Using the entries that follow, collect the lines where the word "title" appears.

[Stored data entries]
..........

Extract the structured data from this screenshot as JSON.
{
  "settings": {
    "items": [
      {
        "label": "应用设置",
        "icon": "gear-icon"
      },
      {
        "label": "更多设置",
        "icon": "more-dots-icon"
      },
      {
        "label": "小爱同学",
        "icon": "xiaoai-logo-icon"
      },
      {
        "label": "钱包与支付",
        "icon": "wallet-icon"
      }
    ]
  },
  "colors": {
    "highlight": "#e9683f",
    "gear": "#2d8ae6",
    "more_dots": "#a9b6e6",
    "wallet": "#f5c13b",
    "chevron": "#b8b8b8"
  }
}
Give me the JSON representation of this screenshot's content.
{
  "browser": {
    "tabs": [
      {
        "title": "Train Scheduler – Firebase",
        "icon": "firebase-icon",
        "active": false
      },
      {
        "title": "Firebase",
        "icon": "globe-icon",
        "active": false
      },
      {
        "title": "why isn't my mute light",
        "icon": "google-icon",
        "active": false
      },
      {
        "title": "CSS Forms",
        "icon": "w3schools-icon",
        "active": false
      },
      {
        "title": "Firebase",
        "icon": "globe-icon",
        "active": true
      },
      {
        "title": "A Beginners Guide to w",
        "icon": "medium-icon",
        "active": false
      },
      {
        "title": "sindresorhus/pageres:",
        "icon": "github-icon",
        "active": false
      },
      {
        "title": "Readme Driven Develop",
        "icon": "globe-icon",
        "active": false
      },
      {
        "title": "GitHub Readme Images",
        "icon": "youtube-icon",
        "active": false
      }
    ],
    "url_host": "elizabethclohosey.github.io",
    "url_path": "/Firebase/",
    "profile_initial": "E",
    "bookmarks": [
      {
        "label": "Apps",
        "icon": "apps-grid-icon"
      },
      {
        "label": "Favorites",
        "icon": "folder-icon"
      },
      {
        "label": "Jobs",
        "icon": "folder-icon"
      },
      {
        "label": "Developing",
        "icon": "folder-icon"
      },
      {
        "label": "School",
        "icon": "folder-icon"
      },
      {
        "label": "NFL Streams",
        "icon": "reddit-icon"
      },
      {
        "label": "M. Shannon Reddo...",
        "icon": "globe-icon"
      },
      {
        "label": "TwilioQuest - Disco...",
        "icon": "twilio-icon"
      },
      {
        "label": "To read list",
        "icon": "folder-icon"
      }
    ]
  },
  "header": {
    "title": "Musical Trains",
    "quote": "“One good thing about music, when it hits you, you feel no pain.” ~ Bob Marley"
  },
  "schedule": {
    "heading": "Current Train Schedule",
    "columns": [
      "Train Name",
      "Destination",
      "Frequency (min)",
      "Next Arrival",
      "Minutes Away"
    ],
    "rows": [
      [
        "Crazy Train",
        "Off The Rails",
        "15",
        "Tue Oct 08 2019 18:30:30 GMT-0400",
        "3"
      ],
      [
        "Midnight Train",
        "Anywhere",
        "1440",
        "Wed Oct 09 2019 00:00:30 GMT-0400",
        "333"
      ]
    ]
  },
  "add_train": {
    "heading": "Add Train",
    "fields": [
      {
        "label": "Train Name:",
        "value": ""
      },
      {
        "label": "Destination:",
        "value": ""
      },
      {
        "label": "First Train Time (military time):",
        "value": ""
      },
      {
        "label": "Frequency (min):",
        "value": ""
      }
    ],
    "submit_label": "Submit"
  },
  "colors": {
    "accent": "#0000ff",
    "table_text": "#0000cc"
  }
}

..........

* _The reply_:
        "title": "Train Scheduler – Firebase",
        "title": "Firebase",
        "title": "why isn't my mute light",
        "title": "CSS Forms",
        "title": "Firebase",
        "title": "A Beginners Guide to w",
        "title": "sindresorhus/pageres:",
        "title": "Readme Driven Develop",
        "title": "GitHub Readme Images",
    "title": "Musical Trains",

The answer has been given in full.